— START OF RECORDS TO PROCESS —

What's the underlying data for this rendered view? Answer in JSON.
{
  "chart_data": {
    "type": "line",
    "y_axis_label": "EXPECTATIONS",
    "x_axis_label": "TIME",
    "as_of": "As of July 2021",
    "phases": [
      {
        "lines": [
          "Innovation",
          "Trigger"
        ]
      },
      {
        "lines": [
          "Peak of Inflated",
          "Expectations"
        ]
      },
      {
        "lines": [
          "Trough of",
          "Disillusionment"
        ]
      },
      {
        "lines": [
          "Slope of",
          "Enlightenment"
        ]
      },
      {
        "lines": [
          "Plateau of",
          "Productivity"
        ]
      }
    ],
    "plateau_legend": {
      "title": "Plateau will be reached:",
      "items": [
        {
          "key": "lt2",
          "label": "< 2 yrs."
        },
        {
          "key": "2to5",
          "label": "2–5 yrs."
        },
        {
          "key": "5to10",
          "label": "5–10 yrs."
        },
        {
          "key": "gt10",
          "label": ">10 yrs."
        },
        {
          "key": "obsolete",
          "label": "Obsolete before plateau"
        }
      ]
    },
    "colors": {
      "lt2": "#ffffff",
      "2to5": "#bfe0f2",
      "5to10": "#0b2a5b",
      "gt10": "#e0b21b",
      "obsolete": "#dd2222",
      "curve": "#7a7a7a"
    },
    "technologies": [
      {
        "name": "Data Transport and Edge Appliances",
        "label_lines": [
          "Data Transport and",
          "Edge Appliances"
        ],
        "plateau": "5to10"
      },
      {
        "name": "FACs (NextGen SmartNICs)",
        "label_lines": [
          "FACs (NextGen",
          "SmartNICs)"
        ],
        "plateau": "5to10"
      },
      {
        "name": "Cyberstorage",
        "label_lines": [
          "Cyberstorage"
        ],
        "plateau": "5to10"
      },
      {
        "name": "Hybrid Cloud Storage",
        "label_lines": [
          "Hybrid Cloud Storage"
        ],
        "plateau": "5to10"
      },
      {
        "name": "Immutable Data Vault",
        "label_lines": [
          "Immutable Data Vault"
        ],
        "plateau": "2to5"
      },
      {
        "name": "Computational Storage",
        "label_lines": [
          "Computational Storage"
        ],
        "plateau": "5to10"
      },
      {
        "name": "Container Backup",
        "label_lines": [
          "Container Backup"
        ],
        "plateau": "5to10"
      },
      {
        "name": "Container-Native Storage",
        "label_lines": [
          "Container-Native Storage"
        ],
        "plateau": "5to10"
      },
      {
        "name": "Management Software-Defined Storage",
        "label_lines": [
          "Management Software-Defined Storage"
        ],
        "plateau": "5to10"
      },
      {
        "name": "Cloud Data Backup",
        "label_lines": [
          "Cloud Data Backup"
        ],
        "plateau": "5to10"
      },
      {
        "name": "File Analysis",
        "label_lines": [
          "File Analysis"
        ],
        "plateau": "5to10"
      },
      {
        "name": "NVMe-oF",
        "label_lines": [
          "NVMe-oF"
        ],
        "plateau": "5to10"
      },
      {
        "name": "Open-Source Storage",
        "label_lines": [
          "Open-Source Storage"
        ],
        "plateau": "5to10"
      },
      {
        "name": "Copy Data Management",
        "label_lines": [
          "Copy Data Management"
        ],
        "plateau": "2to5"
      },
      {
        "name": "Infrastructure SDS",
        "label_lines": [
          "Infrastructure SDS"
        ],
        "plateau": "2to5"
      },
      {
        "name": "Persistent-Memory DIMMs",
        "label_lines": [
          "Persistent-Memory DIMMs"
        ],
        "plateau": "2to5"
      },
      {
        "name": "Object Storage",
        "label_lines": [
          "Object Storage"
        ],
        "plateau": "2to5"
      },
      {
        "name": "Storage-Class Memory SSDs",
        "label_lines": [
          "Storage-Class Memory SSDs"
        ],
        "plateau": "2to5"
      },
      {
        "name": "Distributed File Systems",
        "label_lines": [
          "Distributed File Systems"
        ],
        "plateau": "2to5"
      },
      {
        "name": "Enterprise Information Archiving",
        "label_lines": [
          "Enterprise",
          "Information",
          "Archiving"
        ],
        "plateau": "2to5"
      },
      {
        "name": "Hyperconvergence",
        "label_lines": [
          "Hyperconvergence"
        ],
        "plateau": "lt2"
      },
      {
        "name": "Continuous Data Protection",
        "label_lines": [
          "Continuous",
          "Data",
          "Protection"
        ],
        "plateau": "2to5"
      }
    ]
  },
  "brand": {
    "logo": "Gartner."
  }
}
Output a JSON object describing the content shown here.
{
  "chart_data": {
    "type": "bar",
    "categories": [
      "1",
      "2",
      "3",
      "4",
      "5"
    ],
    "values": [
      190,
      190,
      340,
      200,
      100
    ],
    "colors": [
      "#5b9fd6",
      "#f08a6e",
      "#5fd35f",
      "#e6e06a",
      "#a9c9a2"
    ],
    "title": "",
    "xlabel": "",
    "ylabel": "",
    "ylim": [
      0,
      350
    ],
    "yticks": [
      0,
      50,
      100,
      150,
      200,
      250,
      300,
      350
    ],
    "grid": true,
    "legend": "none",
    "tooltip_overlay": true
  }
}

— END OF RECORDS TO PROCESS —

▸ EXERCISE DESCRIPTION
Repeat all of the records above exactly as written.

▸ FINISHED EXERCISE
What's the underlying data for this rendered view? Answer in JSON.
{
  "chart_data": {
    "type": "line",
    "y_axis_label": "EXPECTATIONS",
    "x_axis_label": "TIME",
    "as_of": "As of July 2021",
    "phases": [
      {
        "lines": [
          "Innovation",
          "Trigger"
        ]
      },
      {
        "lines": [
          "Peak of Inflated",
          "Expectations"
        ]
      },
      {
        "lines": [
          "Trough of",
          "Disillusionment"
        ]
      },
      {
        "lines": [
          "Slope of",
          "Enlightenment"
        ]
      },
      {
        "lines": [
          "Plateau of",
          "Productivity"
        ]
      }
    ],
    "plateau_legend": {
      "title": "Plateau will be reached:",
      "items": [
        {
          "key": "lt2",
          "label": "< 2 yrs."
        },
        {
          "key": "2to5",
          "label": "2–5 yrs."
        },
        {
          "key": "5to10",
          "label": "5–10 yrs."
        },
        {
          "key": "gt10",
          "label": ">10 yrs."
        },
        {
          "key": "obsolete",
          "label": "Obsolete before plateau"
        }
      ]
    },
    "colors": {
      "lt2": "#ffffff",
      "2to5": "#bfe0f2",
      "5to10": "#0b2a5b",
      "gt10": "#e0b21b",
      "obsolete": "#dd2222",
      "curve": "#7a7a7a"
    },
    "technologies": [
      {
        "name": "Data Transport and Edge Appliances",
        "label_lines": [
          "Data Transport and",
          "Edge Appliances"
        ],
        "plateau": "5to10"
      },
      {
        "name": "FACs (NextGen SmartNICs)",
        "label_lines": [
          "FACs (NextGen",
          "SmartNICs)"
        ],
        "plateau": "5to10"
      },
      {
        "name": "Cyberstorage",
        "label_lines": [
          "Cyberstorage"
        ],
        "plateau": "5to10"
      },
      {
        "name": "Hybrid Cloud Storage",
        "label_lines": [
          "Hybrid Cloud Storage"
        ],
        "plateau": "5to10"
      },
      {
        "name": "Immutable Data Vault",
        "label_lines": [
          "Immutable Data Vault"
        ],
        "plateau": "2to5"
      },
      {
        "name": "Computational Storage",
        "label_lines": [
          "Computational Storage"
        ],
        "plateau": "5to10"
      },
      {
        "name": "Container Backup",
        "label_lines": [
          "Container Backup"
        ],
        "plateau": "5to10"
      },
      {
        "name": "Container-Native Storage",
        "label_lines": [
          "Container-Native Storage"
        ],
        "plateau": "5to10"
      },
      {
        "name": "Management Software-Defined Storage",
        "label_lines": [
          "Management Software-Defined Storage"
        ],
        "plateau": "5to10"
      },
      {
        "name": "Cloud Data Backup",
        "label_lines": [
          "Cloud Data Backup"
        ],
        "plateau": "5to10"
      },
      {
        "name": "File Analysis",
        "label_lines": [
          "File Analysis"
        ],
        "plateau": "5to10"
      },
      {
        "name": "NVMe-oF",
        "label_lines": [
          "NVMe-oF"
        ],
        "plateau": "5to10"
      },
      {
        "name": "Open-Source Storage",
        "label_lines": [
          "Open-Source Storage"
        ],
        "plateau": "5to10"
      },
      {
        "name": "Copy Data Management",
        "label_lines": [
          "Copy Data Management"
        ],
        "plateau": "2to5"
      },
      {
        "name": "Infrastructure SDS",
        "label_lines": [
          "Infrastructure SDS"
        ],
        "plateau": "2to5"
      },
      {
        "name": "Persistent-Memory DIMMs",
        "label_lines": [
          "Persistent-Memory DIMMs"
        ],
        "plateau": "2to5"
      },
      {
        "name": "Object Storage",
        "label_lines": [
          "Object Storage"
        ],
        "plateau": "2to5"
      },
      {
        "name": "Storage-Class Memory SSDs",
        "label_lines": [
          "Storage-Class Memory SSDs"
        ],
        "plateau": "2to5"
      },
      {
        "name": "Distributed File Systems",
        "label_lines": [
          "Distributed File Systems"
        ],
        "plateau": "2to5"
      },
      {
        "name": "Enterprise Information Archiving",
        "label_lines": [
          "Enterprise",
          "Information",
          "Archiving"
        ],
        "plateau": "2to5"
      },
      {
        "name": "Hyperconvergence",
        "label_lines": [
          "Hyperconvergence"
        ],
        "plateau": "lt2"
      },
      {
        "name": "Continuous Data Protection",
        "label_lines": [
          "Continuous",
          "Data",
          "Protection"
        ],
        "plateau": "2to5"
      }
    ]
  },
  "brand": {
    "logo": "Gartner."
  }
}
Output a JSON object describing the content shown here.
{
  "chart_data": {
    "type": "bar",
    "categories": [
      "1",
      "2",
      "3",
      "4",
      "5"
    ],
    "values": [
      190,
      190,
      340,
      200,
      100
    ],
    "colors": [
      "#5b9fd6",
      "#f08a6e",
      "#5fd35f",
      "#e6e06a",
      "#a9c9a2"
    ],
    "title": "",
    "xlabel": "",
    "ylabel": "",
    "ylim": [
      0,
      350
    ],
    "yticks": [
      0,
      50,
      100,
      150,
      200,
      250,
      300,
      350
    ],
    "grid": true,
    "legend": "none",
    "tooltip_overlay": true
  }
}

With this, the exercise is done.